PROBLEM DESCRIPTION: Pictures appear in the records below; write out everything else exactly.

(Data listing)

------------------------------------

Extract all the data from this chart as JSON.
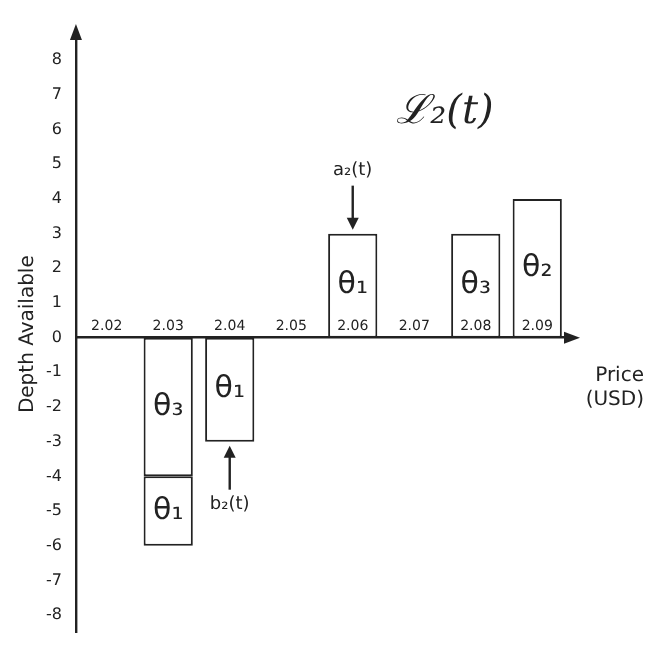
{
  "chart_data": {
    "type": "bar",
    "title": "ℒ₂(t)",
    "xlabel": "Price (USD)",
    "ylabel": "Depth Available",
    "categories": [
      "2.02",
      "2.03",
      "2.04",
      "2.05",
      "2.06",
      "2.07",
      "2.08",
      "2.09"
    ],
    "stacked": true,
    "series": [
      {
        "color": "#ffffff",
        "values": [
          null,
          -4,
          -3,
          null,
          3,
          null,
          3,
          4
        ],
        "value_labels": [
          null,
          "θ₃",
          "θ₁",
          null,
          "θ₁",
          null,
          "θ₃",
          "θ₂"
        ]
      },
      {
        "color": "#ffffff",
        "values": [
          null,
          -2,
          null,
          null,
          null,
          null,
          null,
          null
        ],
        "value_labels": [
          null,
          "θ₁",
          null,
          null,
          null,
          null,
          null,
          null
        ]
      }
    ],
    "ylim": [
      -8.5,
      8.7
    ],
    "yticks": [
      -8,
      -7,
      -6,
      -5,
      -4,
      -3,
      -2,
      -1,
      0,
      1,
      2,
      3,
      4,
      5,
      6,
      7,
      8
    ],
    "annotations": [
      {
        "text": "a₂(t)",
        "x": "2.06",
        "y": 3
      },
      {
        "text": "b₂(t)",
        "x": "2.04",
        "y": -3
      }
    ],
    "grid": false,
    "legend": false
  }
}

------------------------------------

REPLY:
Extract all the data from this chart as JSON.
{
  "chart_data": {
    "type": "bar",
    "title": "ℒ₂(t)",
    "xlabel": "Price (USD)",
    "ylabel": "Depth Available",
    "categories": [
      "2.02",
      "2.03",
      "2.04",
      "2.05",
      "2.06",
      "2.07",
      "2.08",
      "2.09"
    ],
    "stacked": true,
    "series": [
      {
        "color": "#ffffff",
        "values": [
          null,
          -4,
          -3,
          null,
          3,
          null,
          3,
          4
        ],
        "value_labels": [
          null,
          "θ₃",
          "θ₁",
          null,
          "θ₁",
          null,
          "θ₃",
          "θ₂"
        ]
      },
      {
        "color": "#ffffff",
        "values": [
          null,
          -2,
          null,
          null,
          null,
          null,
          null,
          null
        ],
        "value_labels": [
          null,
          "θ₁",
          null,
          null,
          null,
          null,
          null,
          null
        ]
      }
    ],
    "ylim": [
      -8.5,
      8.7
    ],
    "yticks": [
      -8,
      -7,
      -6,
      -5,
      -4,
      -3,
      -2,
      -1,
      0,
      1,
      2,
      3,
      4,
      5,
      6,
      7,
      8
    ],
    "annotations": [
      {
        "text": "a₂(t)",
        "x": "2.06",
        "y": 3
      },
      {
        "text": "b₂(t)",
        "x": "2.04",
        "y": -3
      }
    ],
    "grid": false,
    "legend": false
  }
}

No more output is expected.